* _What you have to do_
Extract each line bearing the word "aureus".

* _Working data_
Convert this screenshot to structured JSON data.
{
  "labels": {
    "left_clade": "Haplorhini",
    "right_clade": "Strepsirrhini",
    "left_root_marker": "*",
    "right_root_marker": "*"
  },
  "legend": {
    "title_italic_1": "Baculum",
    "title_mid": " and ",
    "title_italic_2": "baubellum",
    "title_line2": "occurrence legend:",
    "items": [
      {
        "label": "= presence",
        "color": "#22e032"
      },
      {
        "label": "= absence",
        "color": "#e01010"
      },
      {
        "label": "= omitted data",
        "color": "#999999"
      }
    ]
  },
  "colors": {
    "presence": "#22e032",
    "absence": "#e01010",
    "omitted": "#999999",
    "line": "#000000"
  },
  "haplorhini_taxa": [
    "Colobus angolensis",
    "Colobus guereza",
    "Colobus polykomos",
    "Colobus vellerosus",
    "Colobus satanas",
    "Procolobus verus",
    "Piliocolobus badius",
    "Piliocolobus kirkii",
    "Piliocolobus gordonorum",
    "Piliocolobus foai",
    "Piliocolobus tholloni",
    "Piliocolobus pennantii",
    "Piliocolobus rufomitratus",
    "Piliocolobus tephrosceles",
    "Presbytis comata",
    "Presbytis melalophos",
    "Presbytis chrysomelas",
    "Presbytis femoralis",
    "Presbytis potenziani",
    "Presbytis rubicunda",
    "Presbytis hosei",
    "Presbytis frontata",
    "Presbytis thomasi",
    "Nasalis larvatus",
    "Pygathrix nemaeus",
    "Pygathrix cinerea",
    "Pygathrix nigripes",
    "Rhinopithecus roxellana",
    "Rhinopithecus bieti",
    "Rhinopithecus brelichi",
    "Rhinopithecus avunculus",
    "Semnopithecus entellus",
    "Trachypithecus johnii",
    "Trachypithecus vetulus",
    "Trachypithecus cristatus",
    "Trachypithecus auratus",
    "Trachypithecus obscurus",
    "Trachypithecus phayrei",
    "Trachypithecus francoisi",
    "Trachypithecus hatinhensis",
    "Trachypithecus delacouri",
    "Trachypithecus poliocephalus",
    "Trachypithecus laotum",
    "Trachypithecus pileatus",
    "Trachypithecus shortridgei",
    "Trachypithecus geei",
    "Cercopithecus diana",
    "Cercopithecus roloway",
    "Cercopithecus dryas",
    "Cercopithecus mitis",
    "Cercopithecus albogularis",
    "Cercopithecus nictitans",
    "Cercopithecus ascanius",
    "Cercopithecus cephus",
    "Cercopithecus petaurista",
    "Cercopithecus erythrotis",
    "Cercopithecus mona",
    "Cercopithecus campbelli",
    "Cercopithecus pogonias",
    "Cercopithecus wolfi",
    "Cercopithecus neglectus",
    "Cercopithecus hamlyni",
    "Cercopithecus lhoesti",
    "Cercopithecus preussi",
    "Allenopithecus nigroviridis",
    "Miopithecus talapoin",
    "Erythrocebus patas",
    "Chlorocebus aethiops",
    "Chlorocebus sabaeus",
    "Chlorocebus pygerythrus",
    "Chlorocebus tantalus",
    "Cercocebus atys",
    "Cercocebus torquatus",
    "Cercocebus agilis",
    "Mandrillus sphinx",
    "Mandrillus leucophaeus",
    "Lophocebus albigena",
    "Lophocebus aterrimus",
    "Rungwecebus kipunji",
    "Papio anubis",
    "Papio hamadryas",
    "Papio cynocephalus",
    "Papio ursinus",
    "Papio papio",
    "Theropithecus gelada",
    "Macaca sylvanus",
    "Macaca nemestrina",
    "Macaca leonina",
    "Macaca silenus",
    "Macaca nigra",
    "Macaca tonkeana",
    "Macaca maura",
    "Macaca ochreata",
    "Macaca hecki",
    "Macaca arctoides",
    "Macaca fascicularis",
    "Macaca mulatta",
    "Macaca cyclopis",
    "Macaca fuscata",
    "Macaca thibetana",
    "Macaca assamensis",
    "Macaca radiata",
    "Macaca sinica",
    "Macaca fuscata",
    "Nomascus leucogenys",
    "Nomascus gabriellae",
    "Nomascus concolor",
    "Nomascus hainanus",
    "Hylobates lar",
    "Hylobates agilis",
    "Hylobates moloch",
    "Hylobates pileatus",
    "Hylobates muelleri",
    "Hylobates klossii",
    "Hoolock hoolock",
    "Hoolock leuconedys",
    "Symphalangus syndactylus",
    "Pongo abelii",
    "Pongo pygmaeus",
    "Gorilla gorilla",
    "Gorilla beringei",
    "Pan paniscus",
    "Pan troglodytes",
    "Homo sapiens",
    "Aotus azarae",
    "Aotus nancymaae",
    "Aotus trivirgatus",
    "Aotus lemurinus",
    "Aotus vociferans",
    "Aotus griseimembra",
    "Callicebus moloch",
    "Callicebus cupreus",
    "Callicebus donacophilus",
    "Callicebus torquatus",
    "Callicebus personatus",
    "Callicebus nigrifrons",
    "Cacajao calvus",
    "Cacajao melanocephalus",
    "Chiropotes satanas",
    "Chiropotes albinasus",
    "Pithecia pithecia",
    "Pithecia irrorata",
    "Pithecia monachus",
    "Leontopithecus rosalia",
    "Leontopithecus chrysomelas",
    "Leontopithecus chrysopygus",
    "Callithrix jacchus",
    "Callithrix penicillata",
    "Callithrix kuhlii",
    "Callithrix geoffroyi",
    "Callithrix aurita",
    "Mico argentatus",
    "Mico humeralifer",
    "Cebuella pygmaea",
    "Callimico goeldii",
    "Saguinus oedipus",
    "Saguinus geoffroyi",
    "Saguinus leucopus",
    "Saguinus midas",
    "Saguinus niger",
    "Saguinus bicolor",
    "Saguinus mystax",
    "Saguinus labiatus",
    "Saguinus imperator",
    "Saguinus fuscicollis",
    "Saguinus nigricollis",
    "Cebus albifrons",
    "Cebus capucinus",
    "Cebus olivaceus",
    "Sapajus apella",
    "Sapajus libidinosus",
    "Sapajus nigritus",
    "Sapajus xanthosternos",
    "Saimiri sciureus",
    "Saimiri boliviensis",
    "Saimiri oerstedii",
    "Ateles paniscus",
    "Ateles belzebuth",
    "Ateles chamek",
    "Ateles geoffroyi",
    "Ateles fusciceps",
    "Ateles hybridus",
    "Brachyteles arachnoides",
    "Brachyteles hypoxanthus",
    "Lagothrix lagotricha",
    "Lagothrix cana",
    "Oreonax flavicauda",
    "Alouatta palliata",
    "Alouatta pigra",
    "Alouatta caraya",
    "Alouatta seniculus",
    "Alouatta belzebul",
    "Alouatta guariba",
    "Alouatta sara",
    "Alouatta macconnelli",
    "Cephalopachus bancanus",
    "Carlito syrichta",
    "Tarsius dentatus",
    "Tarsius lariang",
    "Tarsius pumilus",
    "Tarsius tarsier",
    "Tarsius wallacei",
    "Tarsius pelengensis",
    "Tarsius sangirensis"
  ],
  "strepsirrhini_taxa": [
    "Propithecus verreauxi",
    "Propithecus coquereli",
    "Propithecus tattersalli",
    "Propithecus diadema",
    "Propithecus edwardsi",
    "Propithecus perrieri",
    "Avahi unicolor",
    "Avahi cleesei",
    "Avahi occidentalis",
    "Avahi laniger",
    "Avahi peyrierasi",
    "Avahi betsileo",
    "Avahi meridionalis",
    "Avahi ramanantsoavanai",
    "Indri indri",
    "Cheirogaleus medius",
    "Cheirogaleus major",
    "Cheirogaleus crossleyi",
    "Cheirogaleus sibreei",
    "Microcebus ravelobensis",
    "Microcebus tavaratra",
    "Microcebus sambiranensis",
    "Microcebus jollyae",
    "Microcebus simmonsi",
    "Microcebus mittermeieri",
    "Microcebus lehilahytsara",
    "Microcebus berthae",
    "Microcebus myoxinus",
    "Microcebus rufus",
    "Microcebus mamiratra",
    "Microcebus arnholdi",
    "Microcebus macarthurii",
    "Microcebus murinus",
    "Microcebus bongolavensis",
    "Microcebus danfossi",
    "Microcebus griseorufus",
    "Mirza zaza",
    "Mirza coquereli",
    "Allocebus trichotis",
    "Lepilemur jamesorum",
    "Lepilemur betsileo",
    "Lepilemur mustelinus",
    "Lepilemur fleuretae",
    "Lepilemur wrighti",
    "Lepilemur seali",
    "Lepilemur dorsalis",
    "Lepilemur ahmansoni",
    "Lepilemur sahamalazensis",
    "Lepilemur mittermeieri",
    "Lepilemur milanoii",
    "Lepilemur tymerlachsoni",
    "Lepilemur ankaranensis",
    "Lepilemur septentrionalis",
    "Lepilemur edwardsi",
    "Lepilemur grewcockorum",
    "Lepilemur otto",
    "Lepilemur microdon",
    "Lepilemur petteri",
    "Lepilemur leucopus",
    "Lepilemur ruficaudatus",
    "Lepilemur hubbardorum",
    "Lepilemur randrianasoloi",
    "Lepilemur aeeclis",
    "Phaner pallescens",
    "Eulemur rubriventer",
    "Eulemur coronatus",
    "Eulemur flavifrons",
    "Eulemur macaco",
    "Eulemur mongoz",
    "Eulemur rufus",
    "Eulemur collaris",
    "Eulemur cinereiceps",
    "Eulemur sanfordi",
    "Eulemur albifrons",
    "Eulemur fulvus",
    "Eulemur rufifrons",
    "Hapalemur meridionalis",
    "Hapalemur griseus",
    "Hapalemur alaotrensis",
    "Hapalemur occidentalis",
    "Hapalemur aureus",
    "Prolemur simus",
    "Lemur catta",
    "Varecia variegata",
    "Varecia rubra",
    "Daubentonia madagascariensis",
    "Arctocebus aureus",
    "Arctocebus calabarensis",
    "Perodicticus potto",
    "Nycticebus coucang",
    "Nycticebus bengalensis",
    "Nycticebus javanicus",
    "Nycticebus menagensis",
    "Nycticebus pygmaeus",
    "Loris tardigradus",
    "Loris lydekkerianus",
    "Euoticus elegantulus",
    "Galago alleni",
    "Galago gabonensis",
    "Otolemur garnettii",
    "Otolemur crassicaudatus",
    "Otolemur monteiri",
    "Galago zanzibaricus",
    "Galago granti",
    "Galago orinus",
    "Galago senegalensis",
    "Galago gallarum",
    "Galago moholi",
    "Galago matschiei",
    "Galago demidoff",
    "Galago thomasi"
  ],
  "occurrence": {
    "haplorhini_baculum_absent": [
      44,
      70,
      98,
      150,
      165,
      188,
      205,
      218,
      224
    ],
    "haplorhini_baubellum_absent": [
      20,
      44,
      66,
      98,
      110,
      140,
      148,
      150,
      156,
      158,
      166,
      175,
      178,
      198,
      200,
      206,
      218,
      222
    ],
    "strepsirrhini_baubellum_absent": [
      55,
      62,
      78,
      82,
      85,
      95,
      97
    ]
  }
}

* _Output_
    "Hapalemur aureus",
    "Arctocebus aureus",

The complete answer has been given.